Go through the material below and count the lines with the string "this"; the number is the whole answer.
— START OF EXTRACTED RECORDS —
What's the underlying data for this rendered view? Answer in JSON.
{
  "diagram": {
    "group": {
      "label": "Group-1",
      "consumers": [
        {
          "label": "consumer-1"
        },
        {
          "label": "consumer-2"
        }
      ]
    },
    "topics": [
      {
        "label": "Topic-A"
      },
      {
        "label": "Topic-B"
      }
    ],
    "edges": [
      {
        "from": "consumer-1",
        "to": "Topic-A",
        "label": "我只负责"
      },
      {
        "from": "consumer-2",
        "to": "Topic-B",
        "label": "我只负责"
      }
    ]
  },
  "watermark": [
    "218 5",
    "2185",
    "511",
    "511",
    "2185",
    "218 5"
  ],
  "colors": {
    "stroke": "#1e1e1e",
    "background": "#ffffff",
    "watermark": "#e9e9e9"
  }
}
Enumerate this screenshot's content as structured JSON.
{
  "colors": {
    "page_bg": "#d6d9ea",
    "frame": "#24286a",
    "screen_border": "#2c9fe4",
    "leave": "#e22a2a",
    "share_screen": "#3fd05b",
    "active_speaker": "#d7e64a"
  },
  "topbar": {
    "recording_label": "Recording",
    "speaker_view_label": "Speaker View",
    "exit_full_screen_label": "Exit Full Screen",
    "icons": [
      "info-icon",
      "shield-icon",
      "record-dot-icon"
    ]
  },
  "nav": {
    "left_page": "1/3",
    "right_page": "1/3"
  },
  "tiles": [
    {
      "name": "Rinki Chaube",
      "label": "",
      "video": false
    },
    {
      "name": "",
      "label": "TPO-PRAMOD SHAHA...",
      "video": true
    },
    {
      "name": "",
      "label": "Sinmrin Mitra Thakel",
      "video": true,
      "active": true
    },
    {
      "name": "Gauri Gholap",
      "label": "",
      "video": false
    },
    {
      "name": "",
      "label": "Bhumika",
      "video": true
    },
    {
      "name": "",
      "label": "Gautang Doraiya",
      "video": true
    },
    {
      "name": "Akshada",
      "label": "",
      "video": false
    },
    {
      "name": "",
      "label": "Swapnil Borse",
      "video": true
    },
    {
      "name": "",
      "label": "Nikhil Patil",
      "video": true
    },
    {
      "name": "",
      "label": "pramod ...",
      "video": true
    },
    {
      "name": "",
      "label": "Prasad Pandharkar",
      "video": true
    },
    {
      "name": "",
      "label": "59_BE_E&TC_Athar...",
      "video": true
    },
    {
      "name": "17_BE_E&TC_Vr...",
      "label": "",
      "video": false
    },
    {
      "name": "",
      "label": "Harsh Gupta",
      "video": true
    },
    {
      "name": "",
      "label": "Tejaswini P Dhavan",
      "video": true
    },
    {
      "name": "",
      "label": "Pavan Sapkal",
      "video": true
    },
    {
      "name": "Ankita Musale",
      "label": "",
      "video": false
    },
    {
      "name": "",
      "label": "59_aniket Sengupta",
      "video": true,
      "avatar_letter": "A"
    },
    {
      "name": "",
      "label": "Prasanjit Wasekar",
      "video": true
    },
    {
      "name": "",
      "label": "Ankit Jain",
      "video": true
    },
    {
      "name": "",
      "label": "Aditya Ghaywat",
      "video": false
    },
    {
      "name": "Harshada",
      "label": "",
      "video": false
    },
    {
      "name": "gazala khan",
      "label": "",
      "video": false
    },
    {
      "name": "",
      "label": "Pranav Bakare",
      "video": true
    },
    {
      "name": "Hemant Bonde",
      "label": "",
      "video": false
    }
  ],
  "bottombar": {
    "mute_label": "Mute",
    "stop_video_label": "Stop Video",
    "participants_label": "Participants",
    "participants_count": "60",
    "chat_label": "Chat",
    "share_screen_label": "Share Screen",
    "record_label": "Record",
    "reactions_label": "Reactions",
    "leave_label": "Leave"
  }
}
— END OF EXTRACTED RECORDS —
### FULL ANSWER:
2